• What to do: Will you transcribe the entries that follow, exactly and in full?

Items from a data source:
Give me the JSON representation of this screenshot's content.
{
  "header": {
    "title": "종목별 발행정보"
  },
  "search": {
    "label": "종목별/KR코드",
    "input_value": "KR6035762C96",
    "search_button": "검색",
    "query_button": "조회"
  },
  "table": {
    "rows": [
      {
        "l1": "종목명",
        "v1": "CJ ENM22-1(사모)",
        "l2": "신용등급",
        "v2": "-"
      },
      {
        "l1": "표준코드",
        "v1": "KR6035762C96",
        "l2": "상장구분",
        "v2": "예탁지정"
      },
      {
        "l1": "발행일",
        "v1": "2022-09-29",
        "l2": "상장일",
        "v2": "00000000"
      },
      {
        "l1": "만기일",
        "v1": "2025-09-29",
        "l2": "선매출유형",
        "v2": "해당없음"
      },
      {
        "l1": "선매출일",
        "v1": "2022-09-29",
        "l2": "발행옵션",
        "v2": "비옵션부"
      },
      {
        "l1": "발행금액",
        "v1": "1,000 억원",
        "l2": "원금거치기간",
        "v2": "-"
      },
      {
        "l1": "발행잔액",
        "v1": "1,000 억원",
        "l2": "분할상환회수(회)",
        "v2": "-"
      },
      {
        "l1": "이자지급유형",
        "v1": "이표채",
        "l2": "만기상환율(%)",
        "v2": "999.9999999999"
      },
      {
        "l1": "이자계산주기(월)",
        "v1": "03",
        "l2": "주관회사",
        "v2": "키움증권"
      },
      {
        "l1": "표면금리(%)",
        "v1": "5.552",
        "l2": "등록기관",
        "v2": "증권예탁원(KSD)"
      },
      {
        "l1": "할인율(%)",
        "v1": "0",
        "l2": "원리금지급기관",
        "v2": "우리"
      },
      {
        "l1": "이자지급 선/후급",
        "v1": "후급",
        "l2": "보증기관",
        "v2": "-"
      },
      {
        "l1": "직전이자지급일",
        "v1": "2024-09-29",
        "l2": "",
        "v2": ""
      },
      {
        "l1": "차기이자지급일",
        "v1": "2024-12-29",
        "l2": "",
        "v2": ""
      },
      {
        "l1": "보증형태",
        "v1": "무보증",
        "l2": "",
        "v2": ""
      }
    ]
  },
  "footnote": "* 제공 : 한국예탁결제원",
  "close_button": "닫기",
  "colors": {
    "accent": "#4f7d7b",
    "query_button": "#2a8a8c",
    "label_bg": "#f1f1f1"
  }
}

• Reply:
Give me the JSON representation of this screenshot's content.
{
  "header": {
    "title": "종목별 발행정보"
  },
  "search": {
    "label": "종목별/KR코드",
    "input_value": "KR6035762C96",
    "search_button": "검색",
    "query_button": "조회"
  },
  "table": {
    "rows": [
      {
        "l1": "종목명",
        "v1": "CJ ENM22-1(사모)",
        "l2": "신용등급",
        "v2": "-"
      },
      {
        "l1": "표준코드",
        "v1": "KR6035762C96",
        "l2": "상장구분",
        "v2": "예탁지정"
      },
      {
        "l1": "발행일",
        "v1": "2022-09-29",
        "l2": "상장일",
        "v2": "00000000"
      },
      {
        "l1": "만기일",
        "v1": "2025-09-29",
        "l2": "선매출유형",
        "v2": "해당없음"
      },
      {
        "l1": "선매출일",
        "v1": "2022-09-29",
        "l2": "발행옵션",
        "v2": "비옵션부"
      },
      {
        "l1": "발행금액",
        "v1": "1,000 억원",
        "l2": "원금거치기간",
        "v2": "-"
      },
      {
        "l1": "발행잔액",
        "v1": "1,000 억원",
        "l2": "분할상환회수(회)",
        "v2": "-"
      },
      {
        "l1": "이자지급유형",
        "v1": "이표채",
        "l2": "만기상환율(%)",
        "v2": "999.9999999999"
      },
      {
        "l1": "이자계산주기(월)",
        "v1": "03",
        "l2": "주관회사",
        "v2": "키움증권"
      },
      {
        "l1": "표면금리(%)",
        "v1": "5.552",
        "l2": "등록기관",
        "v2": "증권예탁원(KSD)"
      },
      {
        "l1": "할인율(%)",
        "v1": "0",
        "l2": "원리금지급기관",
        "v2": "우리"
      },
      {
        "l1": "이자지급 선/후급",
        "v1": "후급",
        "l2": "보증기관",
        "v2": "-"
      },
      {
        "l1": "직전이자지급일",
        "v1": "2024-09-29",
        "l2": "",
        "v2": ""
      },
      {
        "l1": "차기이자지급일",
        "v1": "2024-12-29",
        "l2": "",
        "v2": ""
      },
      {
        "l1": "보증형태",
        "v1": "무보증",
        "l2": "",
        "v2": ""
      }
    ]
  },
  "footnote": "* 제공 : 한국예탁결제원",
  "close_button": "닫기",
  "colors": {
    "accent": "#4f7d7b",
    "query_button": "#2a8a8c",
    "label_bg": "#f1f1f1"
  }
}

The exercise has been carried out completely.